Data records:
►

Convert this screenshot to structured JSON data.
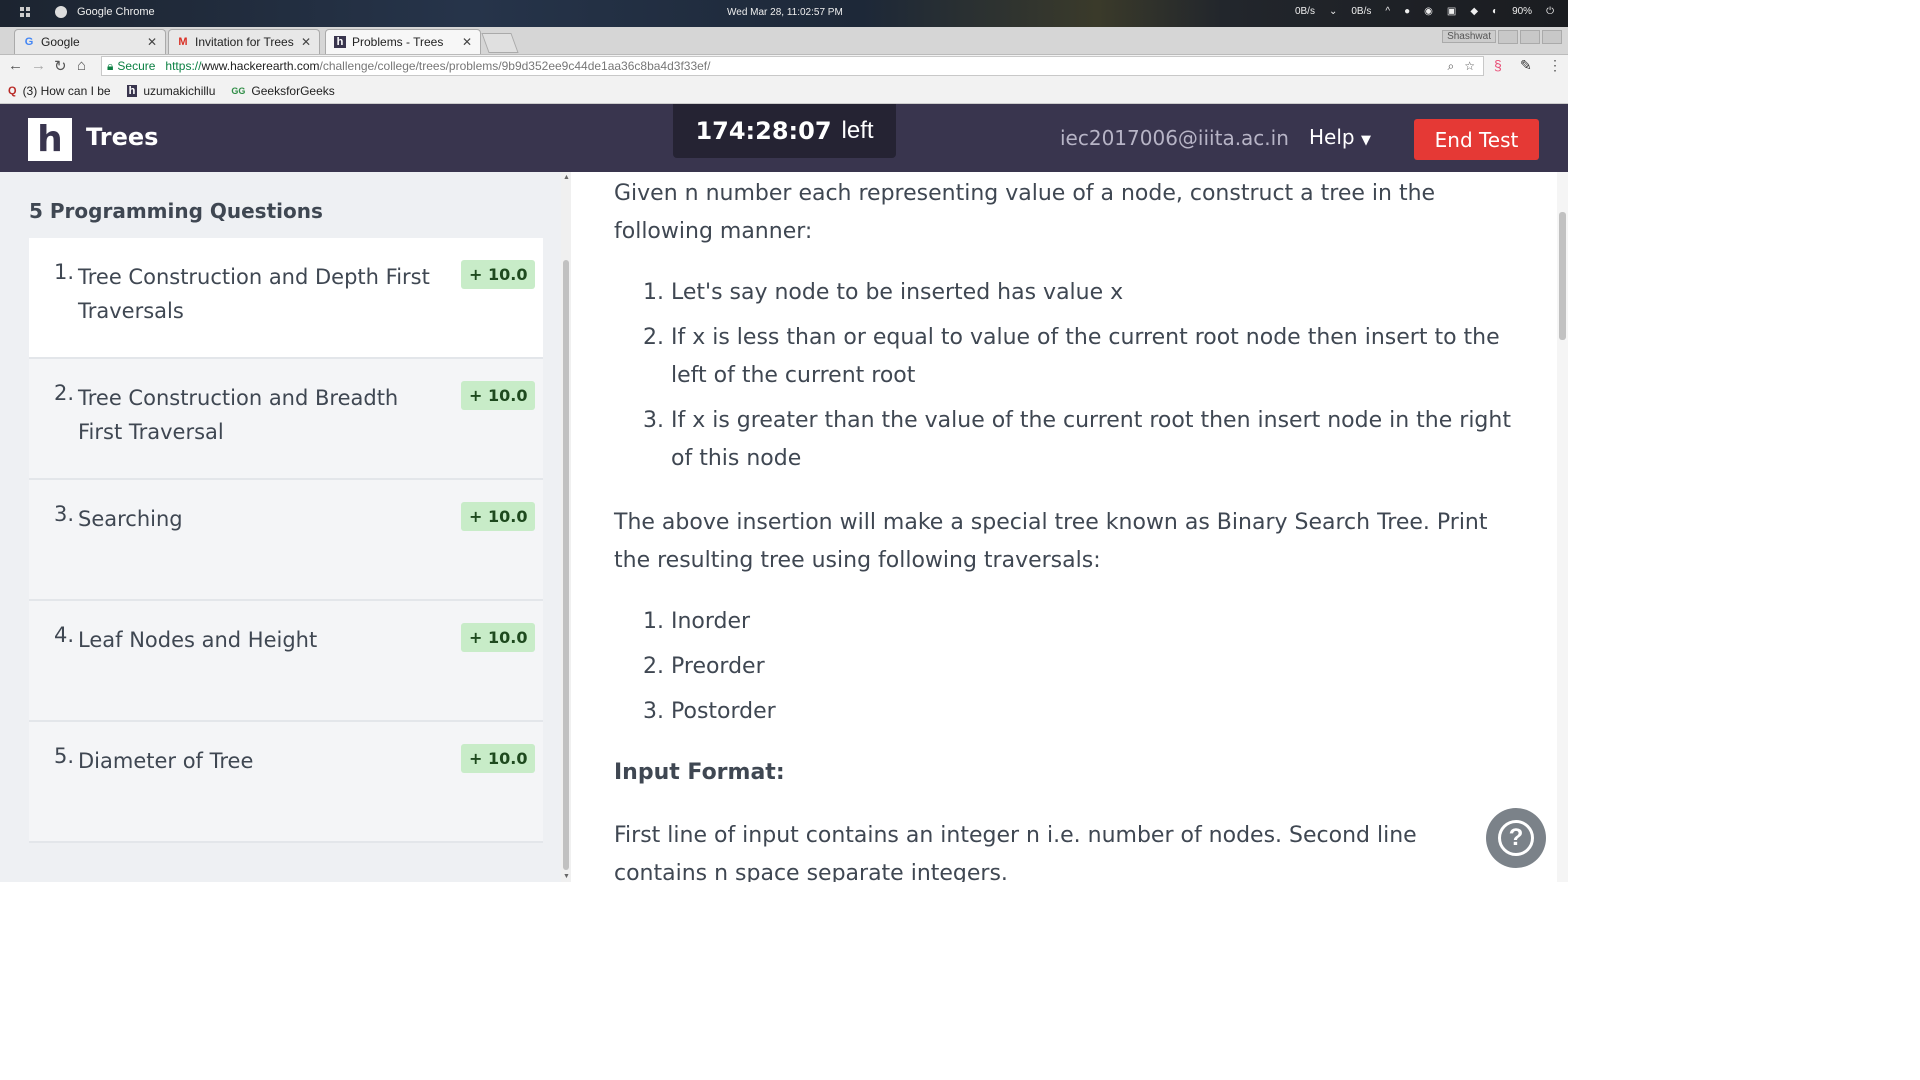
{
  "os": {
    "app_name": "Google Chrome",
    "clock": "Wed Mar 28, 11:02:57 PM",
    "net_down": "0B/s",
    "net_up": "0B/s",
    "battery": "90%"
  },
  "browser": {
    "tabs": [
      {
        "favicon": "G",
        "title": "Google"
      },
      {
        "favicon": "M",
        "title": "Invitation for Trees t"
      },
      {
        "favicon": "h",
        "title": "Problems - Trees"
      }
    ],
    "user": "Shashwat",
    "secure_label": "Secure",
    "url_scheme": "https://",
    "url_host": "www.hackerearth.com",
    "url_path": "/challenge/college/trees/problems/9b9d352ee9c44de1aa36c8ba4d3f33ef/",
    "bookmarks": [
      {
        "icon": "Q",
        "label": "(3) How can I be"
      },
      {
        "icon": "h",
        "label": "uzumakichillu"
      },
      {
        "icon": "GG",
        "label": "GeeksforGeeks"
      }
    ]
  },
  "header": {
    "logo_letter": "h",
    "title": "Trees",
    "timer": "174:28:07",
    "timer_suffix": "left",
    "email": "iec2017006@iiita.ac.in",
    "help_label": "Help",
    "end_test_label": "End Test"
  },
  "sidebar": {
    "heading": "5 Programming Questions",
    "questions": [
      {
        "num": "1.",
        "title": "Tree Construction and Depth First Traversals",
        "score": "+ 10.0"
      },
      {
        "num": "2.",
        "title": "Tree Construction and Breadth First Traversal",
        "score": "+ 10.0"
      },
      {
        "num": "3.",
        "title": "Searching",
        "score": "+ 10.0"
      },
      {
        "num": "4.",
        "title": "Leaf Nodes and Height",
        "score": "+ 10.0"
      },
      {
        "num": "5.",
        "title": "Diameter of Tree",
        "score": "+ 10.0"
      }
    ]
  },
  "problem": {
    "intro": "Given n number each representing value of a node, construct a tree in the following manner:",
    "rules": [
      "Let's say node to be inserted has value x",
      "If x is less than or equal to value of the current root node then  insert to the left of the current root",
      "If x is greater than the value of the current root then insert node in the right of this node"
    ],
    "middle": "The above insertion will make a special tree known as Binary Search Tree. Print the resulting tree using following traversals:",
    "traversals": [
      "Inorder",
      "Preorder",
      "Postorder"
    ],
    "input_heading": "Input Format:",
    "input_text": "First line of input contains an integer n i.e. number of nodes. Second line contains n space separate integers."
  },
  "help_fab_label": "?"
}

◄

INSTRUCTIONS TO FOLLOW:
Where a line holds "then", copy it out.

RESPONSE:
      "If x is less than or equal to value of the current root node then  insert to the left of the current root",
      "If x is greater than the value of the current root then insert node in the right of this node"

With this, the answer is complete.